Figure record extracts:
-- begin --

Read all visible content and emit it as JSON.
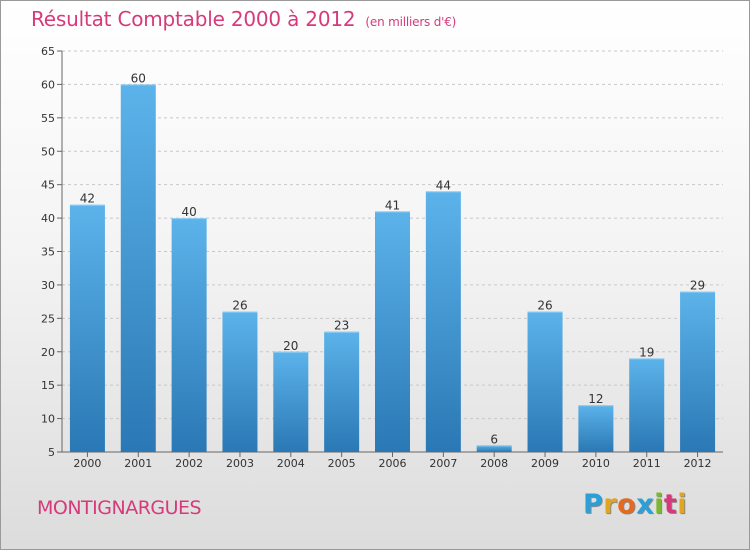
{
  "title": "Résultat Comptable 2000 à 2012",
  "subtitle": "(en milliers d'€)",
  "location": "MONTIGNARGUES",
  "brand": {
    "letters": [
      "P",
      "r",
      "o",
      "x",
      "i",
      "t",
      "i"
    ],
    "colors": [
      "#2a9fd8",
      "#e2a51b",
      "#e46a20",
      "#2a9fd8",
      "#7cb82f",
      "#d63a7a",
      "#e2a51b"
    ]
  },
  "colors": {
    "title": "#d63a7a",
    "bar_light": "#5cb3ea",
    "bar_dark": "#2a78b5",
    "grid": "#c8c8c8"
  },
  "chart_data": {
    "type": "bar",
    "title": "Résultat Comptable 2000 à 2012",
    "subtitle": "(en milliers d'€)",
    "xlabel": "",
    "ylabel": "",
    "categories": [
      "2000",
      "2001",
      "2002",
      "2003",
      "2004",
      "2005",
      "2006",
      "2007",
      "2008",
      "2009",
      "2010",
      "2011",
      "2012"
    ],
    "values": [
      42,
      60,
      40,
      26,
      20,
      23,
      41,
      44,
      6,
      26,
      12,
      19,
      29
    ],
    "ylim": [
      5,
      65
    ],
    "yticks": [
      5,
      10,
      15,
      20,
      25,
      30,
      35,
      40,
      45,
      50,
      55,
      60,
      65
    ],
    "grid": true,
    "grid_style": "dashed"
  }
}
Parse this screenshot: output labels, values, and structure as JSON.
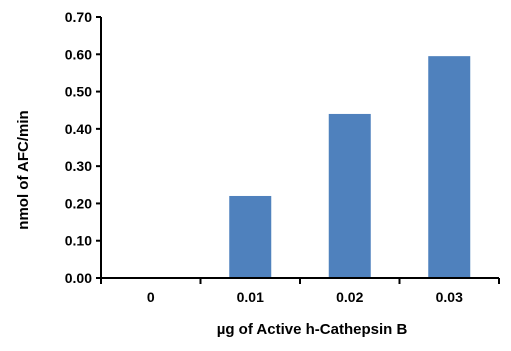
{
  "chart_data": {
    "type": "bar",
    "categories": [
      "0",
      "0.01",
      "0.02",
      "0.03"
    ],
    "values": [
      0,
      0.22,
      0.44,
      0.595
    ],
    "xlabel": "µg of Active h-Cathepsin B",
    "ylabel": "nmol of AFC/min",
    "ylim": [
      0,
      0.7
    ],
    "yticks": [
      "0.00",
      "0.10",
      "0.20",
      "0.30",
      "0.40",
      "0.50",
      "0.60",
      "0.70"
    ],
    "bar_color": "#4F81BD",
    "grid": false,
    "legend": "none"
  }
}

-- end --

__The request__
Images must not appear in the copy; reproduce everything else in the records verbatim.

__Exercise output__
Read all visible content and emit it as JSON.
{
  "title": "Résultat Comptable 2000 à 2012",
  "subtitle": "(en milliers d'€)",
  "location": "MONTIGNARGUES",
  "brand": {
    "letters": [
      "P",
      "r",
      "o",
      "x",
      "i",
      "t",
      "i"
    ],
    "colors": [
      "#2a9fd8",
      "#e2a51b",
      "#e46a20",
      "#2a9fd8",
      "#7cb82f",
      "#d63a7a",
      "#e2a51b"
    ]
  },
  "colors": {
    "title": "#d63a7a",
    "bar_light": "#5cb3ea",
    "bar_dark": "#2a78b5",
    "grid": "#c8c8c8"
  },
  "chart_data": {
    "type": "bar",
    "title": "Résultat Comptable 2000 à 2012",
    "subtitle": "(en milliers d'€)",
    "xlabel": "",
    "ylabel": "",
    "categories": [
      "2000",
      "2001",
      "2002",
      "2003",
      "2004",
      "2005",
      "2006",
      "2007",
      "2008",
      "2009",
      "2010",
      "2011",
      "2012"
    ],
    "values": [
      42,
      60,
      40,
      26,
      20,
      23,
      41,
      44,
      6,
      26,
      12,
      19,
      29
    ],
    "ylim": [
      5,
      65
    ],
    "yticks": [
      5,
      10,
      15,
      20,
      25,
      30,
      35,
      40,
      45,
      50,
      55,
      60,
      65
    ],
    "grid": true,
    "grid_style": "dashed"
  }
}
Parse this screenshot: output labels, values, and structure as JSON.
{
  "chart_data": {
    "type": "bar",
    "categories": [
      "0",
      "0.01",
      "0.02",
      "0.03"
    ],
    "values": [
      0,
      0.22,
      0.44,
      0.595
    ],
    "xlabel": "µg of Active h-Cathepsin B",
    "ylabel": "nmol of AFC/min",
    "ylim": [
      0,
      0.7
    ],
    "yticks": [
      "0.00",
      "0.10",
      "0.20",
      "0.30",
      "0.40",
      "0.50",
      "0.60",
      "0.70"
    ],
    "bar_color": "#4F81BD",
    "grid": false,
    "legend": "none"
  }
}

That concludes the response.